### ENTRIES SHOWN
---
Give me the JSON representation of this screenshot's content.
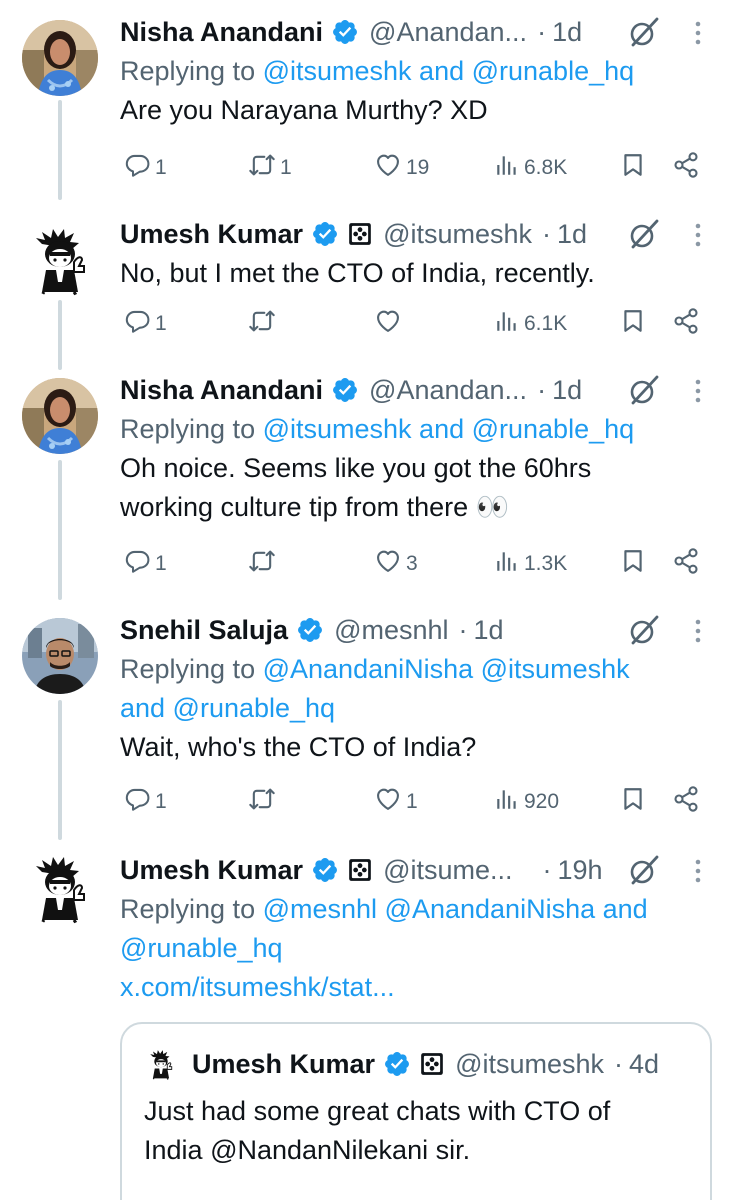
{
  "tweets": [
    {
      "name": "Nisha Anandani",
      "handle": "@Anandan...",
      "dot": "·",
      "time": "1d",
      "replying_label": "Replying to",
      "reply_mentions": "@itsumeshk and @runable_hq",
      "text": "Are you Narayana Murthy? XD",
      "replies": "1",
      "reposts": "1",
      "likes": "19",
      "views": "6.8K"
    },
    {
      "name": "Umesh Kumar",
      "handle": "@itsumeshk",
      "dot": "·",
      "time": "1d",
      "text": "No, but I met the CTO of India, recently.",
      "replies": "1",
      "reposts": "",
      "likes": "",
      "views": "6.1K"
    },
    {
      "name": "Nisha Anandani",
      "handle": "@Anandan...",
      "dot": "·",
      "time": "1d",
      "replying_label": "Replying to",
      "reply_mentions": "@itsumeshk and @runable_hq",
      "text_line1": "Oh noice. Seems like you got the 60hrs",
      "text_line2": "working culture tip from there 👀",
      "replies": "1",
      "reposts": "",
      "likes": "3",
      "views": "1.3K"
    },
    {
      "name": "Snehil Saluja",
      "handle": "@mesnhl",
      "dot": "·",
      "time": "1d",
      "replying_label": "Replying to",
      "reply_mentions_line1": "@AnandaniNisha @itsumeshk",
      "reply_mentions_line2": "and @runable_hq",
      "text": "Wait, who's the CTO of India?",
      "replies": "1",
      "reposts": "",
      "likes": "1",
      "views": "920"
    },
    {
      "name": "Umesh Kumar",
      "handle": "@itsume...",
      "dot": "·",
      "time": "19h",
      "replying_label": "Replying to",
      "reply_mentions_line1": "@mesnhl @AnandaniNisha and",
      "reply_mentions_line2": "@runable_hq",
      "link": "x.com/itsumeshk/stat..."
    }
  ],
  "quote": {
    "name": "Umesh Kumar",
    "handle": "@itsumeshk",
    "dot": "·",
    "time": "4d",
    "text_line1": "Just had some great chats with CTO of",
    "text_line2_prefix": "India ",
    "text_line2_mention": "@NandanNilekani",
    "text_line2_suffix": " sir."
  },
  "icons": {
    "reply": "speech-bubble-icon",
    "repost": "repost-arrows-icon",
    "like": "heart-icon",
    "views": "bar-chart-icon",
    "bookmark": "bookmark-icon",
    "share": "share-icon",
    "verified": "verified-badge-icon",
    "grok": "grok-icon",
    "more": "more-vertical-icon"
  },
  "colors": {
    "accent": "#1d9bf0",
    "secondary_text": "#536471",
    "thread_line": "#cfd9de"
  }
}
---
Output the entries above exactly. Drop the pictures.

Give me the JSON representation of this screenshot's content.
{
  "tweets": [
    {
      "name": "Nisha Anandani",
      "handle": "@Anandan...",
      "dot": "·",
      "time": "1d",
      "replying_label": "Replying to",
      "reply_mentions": "@itsumeshk and @runable_hq",
      "text": "Are you Narayana Murthy? XD",
      "replies": "1",
      "reposts": "1",
      "likes": "19",
      "views": "6.8K"
    },
    {
      "name": "Umesh Kumar",
      "handle": "@itsumeshk",
      "dot": "·",
      "time": "1d",
      "text": "No, but I met the CTO of India, recently.",
      "replies": "1",
      "reposts": "",
      "likes": "",
      "views": "6.1K"
    },
    {
      "name": "Nisha Anandani",
      "handle": "@Anandan...",
      "dot": "·",
      "time": "1d",
      "replying_label": "Replying to",
      "reply_mentions": "@itsumeshk and @runable_hq",
      "text_line1": "Oh noice. Seems like you got the 60hrs",
      "text_line2": "working culture tip from there 👀",
      "replies": "1",
      "reposts": "",
      "likes": "3",
      "views": "1.3K"
    },
    {
      "name": "Snehil Saluja",
      "handle": "@mesnhl",
      "dot": "·",
      "time": "1d",
      "replying_label": "Replying to",
      "reply_mentions_line1": "@AnandaniNisha @itsumeshk",
      "reply_mentions_line2": "and @runable_hq",
      "text": "Wait, who's the CTO of India?",
      "replies": "1",
      "reposts": "",
      "likes": "1",
      "views": "920"
    },
    {
      "name": "Umesh Kumar",
      "handle": "@itsume...",
      "dot": "·",
      "time": "19h",
      "replying_label": "Replying to",
      "reply_mentions_line1": "@mesnhl @AnandaniNisha and",
      "reply_mentions_line2": "@runable_hq",
      "link": "x.com/itsumeshk/stat..."
    }
  ],
  "quote": {
    "name": "Umesh Kumar",
    "handle": "@itsumeshk",
    "dot": "·",
    "time": "4d",
    "text_line1": "Just had some great chats with CTO of",
    "text_line2_prefix": "India ",
    "text_line2_mention": "@NandanNilekani",
    "text_line2_suffix": " sir."
  },
  "icons": {
    "reply": "speech-bubble-icon",
    "repost": "repost-arrows-icon",
    "like": "heart-icon",
    "views": "bar-chart-icon",
    "bookmark": "bookmark-icon",
    "share": "share-icon",
    "verified": "verified-badge-icon",
    "grok": "grok-icon",
    "more": "more-vertical-icon"
  },
  "colors": {
    "accent": "#1d9bf0",
    "secondary_text": "#536471",
    "thread_line": "#cfd9de"
  }
}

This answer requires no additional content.